Please repeat all of the lines that follow, exactly as written.

Working data
....

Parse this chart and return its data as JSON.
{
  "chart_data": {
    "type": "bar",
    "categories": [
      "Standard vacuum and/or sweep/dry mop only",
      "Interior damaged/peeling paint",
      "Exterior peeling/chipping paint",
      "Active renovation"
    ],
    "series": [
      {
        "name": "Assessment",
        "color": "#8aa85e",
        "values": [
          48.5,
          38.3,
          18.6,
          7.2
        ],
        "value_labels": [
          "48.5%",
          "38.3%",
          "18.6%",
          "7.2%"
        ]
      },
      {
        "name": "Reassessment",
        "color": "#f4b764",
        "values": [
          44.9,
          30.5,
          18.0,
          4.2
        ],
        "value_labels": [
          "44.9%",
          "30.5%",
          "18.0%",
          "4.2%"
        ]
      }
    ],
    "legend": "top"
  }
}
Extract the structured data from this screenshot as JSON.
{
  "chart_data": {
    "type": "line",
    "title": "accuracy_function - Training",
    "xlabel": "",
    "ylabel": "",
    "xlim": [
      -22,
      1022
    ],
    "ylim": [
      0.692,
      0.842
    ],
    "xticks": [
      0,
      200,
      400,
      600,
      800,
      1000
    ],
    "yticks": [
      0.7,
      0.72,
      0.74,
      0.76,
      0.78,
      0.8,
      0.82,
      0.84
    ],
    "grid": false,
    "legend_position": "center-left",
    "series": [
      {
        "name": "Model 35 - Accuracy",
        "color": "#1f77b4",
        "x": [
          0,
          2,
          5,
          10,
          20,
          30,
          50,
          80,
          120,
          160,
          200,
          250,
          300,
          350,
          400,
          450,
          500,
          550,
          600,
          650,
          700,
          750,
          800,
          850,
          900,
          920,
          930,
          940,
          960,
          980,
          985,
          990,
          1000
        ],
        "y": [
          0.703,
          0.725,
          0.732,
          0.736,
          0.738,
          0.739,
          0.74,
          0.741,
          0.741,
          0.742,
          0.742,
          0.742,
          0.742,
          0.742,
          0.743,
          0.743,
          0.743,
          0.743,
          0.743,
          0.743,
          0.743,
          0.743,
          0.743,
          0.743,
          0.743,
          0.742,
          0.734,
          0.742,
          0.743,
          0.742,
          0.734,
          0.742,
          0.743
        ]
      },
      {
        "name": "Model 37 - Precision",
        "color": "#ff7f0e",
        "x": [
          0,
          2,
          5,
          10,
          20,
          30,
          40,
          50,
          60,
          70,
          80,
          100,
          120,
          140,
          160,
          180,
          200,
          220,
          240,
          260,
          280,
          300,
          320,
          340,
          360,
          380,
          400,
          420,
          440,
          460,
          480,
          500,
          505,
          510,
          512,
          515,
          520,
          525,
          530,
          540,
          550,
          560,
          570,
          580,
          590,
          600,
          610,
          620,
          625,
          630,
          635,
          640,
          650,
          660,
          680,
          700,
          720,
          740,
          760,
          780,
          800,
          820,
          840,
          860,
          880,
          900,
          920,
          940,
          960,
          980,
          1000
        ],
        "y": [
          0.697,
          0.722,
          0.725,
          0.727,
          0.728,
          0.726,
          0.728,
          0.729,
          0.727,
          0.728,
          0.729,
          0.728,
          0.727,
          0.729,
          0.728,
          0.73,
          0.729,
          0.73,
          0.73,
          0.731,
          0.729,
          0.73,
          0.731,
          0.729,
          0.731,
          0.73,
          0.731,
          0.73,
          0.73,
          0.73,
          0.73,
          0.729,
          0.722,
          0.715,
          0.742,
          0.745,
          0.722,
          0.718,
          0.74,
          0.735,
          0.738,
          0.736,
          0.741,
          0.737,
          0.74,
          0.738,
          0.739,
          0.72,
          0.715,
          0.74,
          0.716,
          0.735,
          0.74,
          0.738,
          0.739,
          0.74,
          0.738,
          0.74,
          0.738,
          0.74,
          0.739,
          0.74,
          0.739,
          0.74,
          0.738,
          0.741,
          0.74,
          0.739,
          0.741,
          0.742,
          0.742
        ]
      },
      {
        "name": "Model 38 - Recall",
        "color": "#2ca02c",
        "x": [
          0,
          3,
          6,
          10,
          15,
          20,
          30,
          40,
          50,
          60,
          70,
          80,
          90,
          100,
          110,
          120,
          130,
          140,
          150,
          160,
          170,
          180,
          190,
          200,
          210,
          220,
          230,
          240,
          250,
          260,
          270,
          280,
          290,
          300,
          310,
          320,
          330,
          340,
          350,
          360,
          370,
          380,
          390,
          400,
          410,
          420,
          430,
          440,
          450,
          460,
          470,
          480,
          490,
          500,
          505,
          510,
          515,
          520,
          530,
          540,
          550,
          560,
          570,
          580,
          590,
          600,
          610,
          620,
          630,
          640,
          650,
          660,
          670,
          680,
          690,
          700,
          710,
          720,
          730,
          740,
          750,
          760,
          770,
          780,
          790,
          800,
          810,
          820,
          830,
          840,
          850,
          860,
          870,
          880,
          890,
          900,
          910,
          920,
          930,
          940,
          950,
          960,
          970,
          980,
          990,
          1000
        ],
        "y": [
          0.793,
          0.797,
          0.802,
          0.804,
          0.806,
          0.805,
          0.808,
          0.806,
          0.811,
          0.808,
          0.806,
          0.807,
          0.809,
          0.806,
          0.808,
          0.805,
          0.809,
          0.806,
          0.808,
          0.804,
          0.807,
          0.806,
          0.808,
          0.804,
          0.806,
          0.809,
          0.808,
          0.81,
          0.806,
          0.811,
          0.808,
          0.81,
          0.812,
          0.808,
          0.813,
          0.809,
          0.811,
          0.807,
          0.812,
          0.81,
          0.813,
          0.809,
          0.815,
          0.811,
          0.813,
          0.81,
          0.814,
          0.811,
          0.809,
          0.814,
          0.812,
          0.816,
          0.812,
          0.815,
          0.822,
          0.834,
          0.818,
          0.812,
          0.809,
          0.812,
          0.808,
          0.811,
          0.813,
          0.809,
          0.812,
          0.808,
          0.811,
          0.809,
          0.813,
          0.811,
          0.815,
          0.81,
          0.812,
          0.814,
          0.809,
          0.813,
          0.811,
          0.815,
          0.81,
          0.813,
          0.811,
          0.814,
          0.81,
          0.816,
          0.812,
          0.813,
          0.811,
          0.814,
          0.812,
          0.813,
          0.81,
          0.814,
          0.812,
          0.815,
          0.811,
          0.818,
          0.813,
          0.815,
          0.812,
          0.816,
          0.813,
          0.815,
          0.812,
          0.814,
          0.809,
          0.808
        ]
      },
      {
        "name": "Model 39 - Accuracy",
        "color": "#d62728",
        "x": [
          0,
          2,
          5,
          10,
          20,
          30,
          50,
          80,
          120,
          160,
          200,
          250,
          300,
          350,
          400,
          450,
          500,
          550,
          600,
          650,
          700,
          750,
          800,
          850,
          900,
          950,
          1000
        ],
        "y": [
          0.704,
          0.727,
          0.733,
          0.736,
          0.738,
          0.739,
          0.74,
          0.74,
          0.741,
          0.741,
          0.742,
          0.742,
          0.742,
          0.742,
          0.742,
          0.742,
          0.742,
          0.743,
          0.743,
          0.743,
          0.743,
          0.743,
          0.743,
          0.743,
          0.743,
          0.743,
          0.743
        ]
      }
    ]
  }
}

....

Solution to this task
Parse this chart and return its data as JSON.
{
  "chart_data": {
    "type": "bar",
    "categories": [
      "Standard vacuum and/or sweep/dry mop only",
      "Interior damaged/peeling paint",
      "Exterior peeling/chipping paint",
      "Active renovation"
    ],
    "series": [
      {
        "name": "Assessment",
        "color": "#8aa85e",
        "values": [
          48.5,
          38.3,
          18.6,
          7.2
        ],
        "value_labels": [
          "48.5%",
          "38.3%",
          "18.6%",
          "7.2%"
        ]
      },
      {
        "name": "Reassessment",
        "color": "#f4b764",
        "values": [
          44.9,
          30.5,
          18.0,
          4.2
        ],
        "value_labels": [
          "44.9%",
          "30.5%",
          "18.0%",
          "4.2%"
        ]
      }
    ],
    "legend": "top"
  }
}
Extract the structured data from this screenshot as JSON.
{
  "chart_data": {
    "type": "line",
    "title": "accuracy_function - Training",
    "xlabel": "",
    "ylabel": "",
    "xlim": [
      -22,
      1022
    ],
    "ylim": [
      0.692,
      0.842
    ],
    "xticks": [
      0,
      200,
      400,
      600,
      800,
      1000
    ],
    "yticks": [
      0.7,
      0.72,
      0.74,
      0.76,
      0.78,
      0.8,
      0.82,
      0.84
    ],
    "grid": false,
    "legend_position": "center-left",
    "series": [
      {
        "name": "Model 35 - Accuracy",
        "color": "#1f77b4",
        "x": [
          0,
          2,
          5,
          10,
          20,
          30,
          50,
          80,
          120,
          160,
          200,
          250,
          300,
          350,
          400,
          450,
          500,
          550,
          600,
          650,
          700,
          750,
          800,
          850,
          900,
          920,
          930,
          940,
          960,
          980,
          985,
          990,
          1000
        ],
        "y": [
          0.703,
          0.725,
          0.732,
          0.736,
          0.738,
          0.739,
          0.74,
          0.741,
          0.741,
          0.742,
          0.742,
          0.742,
          0.742,
          0.742,
          0.743,
          0.743,
          0.743,
          0.743,
          0.743,
          0.743,
          0.743,
          0.743,
          0.743,
          0.743,
          0.743,
          0.742,
          0.734,
          0.742,
          0.743,
          0.742,
          0.734,
          0.742,
          0.743
        ]
      },
      {
        "name": "Model 37 - Precision",
        "color": "#ff7f0e",
        "x": [
          0,
          2,
          5,
          10,
          20,
          30,
          40,
          50,
          60,
          70,
          80,
          100,
          120,
          140,
          160,
          180,
          200,
          220,
          240,
          260,
          280,
          300,
          320,
          340,
          360,
          380,
          400,
          420,
          440,
          460,
          480,
          500,
          505,
          510,
          512,
          515,
          520,
          525,
          530,
          540,
          550,
          560,
          570,
          580,
          590,
          600,
          610,
          620,
          625,
          630,
          635,
          640,
          650,
          660,
          680,
          700,
          720,
          740,
          760,
          780,
          800,
          820,
          840,
          860,
          880,
          900,
          920,
          940,
          960,
          980,
          1000
        ],
        "y": [
          0.697,
          0.722,
          0.725,
          0.727,
          0.728,
          0.726,
          0.728,
          0.729,
          0.727,
          0.728,
          0.729,
          0.728,
          0.727,
          0.729,
          0.728,
          0.73,
          0.729,
          0.73,
          0.73,
          0.731,
          0.729,
          0.73,
          0.731,
          0.729,
          0.731,
          0.73,
          0.731,
          0.73,
          0.73,
          0.73,
          0.73,
          0.729,
          0.722,
          0.715,
          0.742,
          0.745,
          0.722,
          0.718,
          0.74,
          0.735,
          0.738,
          0.736,
          0.741,
          0.737,
          0.74,
          0.738,
          0.739,
          0.72,
          0.715,
          0.74,
          0.716,
          0.735,
          0.74,
          0.738,
          0.739,
          0.74,
          0.738,
          0.74,
          0.738,
          0.74,
          0.739,
          0.74,
          0.739,
          0.74,
          0.738,
          0.741,
          0.74,
          0.739,
          0.741,
          0.742,
          0.742
        ]
      },
      {
        "name": "Model 38 - Recall",
        "color": "#2ca02c",
        "x": [
          0,
          3,
          6,
          10,
          15,
          20,
          30,
          40,
          50,
          60,
          70,
          80,
          90,
          100,
          110,
          120,
          130,
          140,
          150,
          160,
          170,
          180,
          190,
          200,
          210,
          220,
          230,
          240,
          250,
          260,
          270,
          280,
          290,
          300,
          310,
          320,
          330,
          340,
          350,
          360,
          370,
          380,
          390,
          400,
          410,
          420,
          430,
          440,
          450,
          460,
          470,
          480,
          490,
          500,
          505,
          510,
          515,
          520,
          530,
          540,
          550,
          560,
          570,
          580,
          590,
          600,
          610,
          620,
          630,
          640,
          650,
          660,
          670,
          680,
          690,
          700,
          710,
          720,
          730,
          740,
          750,
          760,
          770,
          780,
          790,
          800,
          810,
          820,
          830,
          840,
          850,
          860,
          870,
          880,
          890,
          900,
          910,
          920,
          930,
          940,
          950,
          960,
          970,
          980,
          990,
          1000
        ],
        "y": [
          0.793,
          0.797,
          0.802,
          0.804,
          0.806,
          0.805,
          0.808,
          0.806,
          0.811,
          0.808,
          0.806,
          0.807,
          0.809,
          0.806,
          0.808,
          0.805,
          0.809,
          0.806,
          0.808,
          0.804,
          0.807,
          0.806,
          0.808,
          0.804,
          0.806,
          0.809,
          0.808,
          0.81,
          0.806,
          0.811,
          0.808,
          0.81,
          0.812,
          0.808,
          0.813,
          0.809,
          0.811,
          0.807,
          0.812,
          0.81,
          0.813,
          0.809,
          0.815,
          0.811,
          0.813,
          0.81,
          0.814,
          0.811,
          0.809,
          0.814,
          0.812,
          0.816,
          0.812,
          0.815,
          0.822,
          0.834,
          0.818,
          0.812,
          0.809,
          0.812,
          0.808,
          0.811,
          0.813,
          0.809,
          0.812,
          0.808,
          0.811,
          0.809,
          0.813,
          0.811,
          0.815,
          0.81,
          0.812,
          0.814,
          0.809,
          0.813,
          0.811,
          0.815,
          0.81,
          0.813,
          0.811,
          0.814,
          0.81,
          0.816,
          0.812,
          0.813,
          0.811,
          0.814,
          0.812,
          0.813,
          0.81,
          0.814,
          0.812,
          0.815,
          0.811,
          0.818,
          0.813,
          0.815,
          0.812,
          0.816,
          0.813,
          0.815,
          0.812,
          0.814,
          0.809,
          0.808
        ]
      },
      {
        "name": "Model 39 - Accuracy",
        "color": "#d62728",
        "x": [
          0,
          2,
          5,
          10,
          20,
          30,
          50,
          80,
          120,
          160,
          200,
          250,
          300,
          350,
          400,
          450,
          500,
          550,
          600,
          650,
          700,
          750,
          800,
          850,
          900,
          950,
          1000
        ],
        "y": [
          0.704,
          0.727,
          0.733,
          0.736,
          0.738,
          0.739,
          0.74,
          0.74,
          0.741,
          0.741,
          0.742,
          0.742,
          0.742,
          0.742,
          0.742,
          0.742,
          0.742,
          0.743,
          0.743,
          0.743,
          0.743,
          0.743,
          0.743,
          0.743,
          0.743,
          0.743,
          0.743
        ]
      }
    ]
  }
}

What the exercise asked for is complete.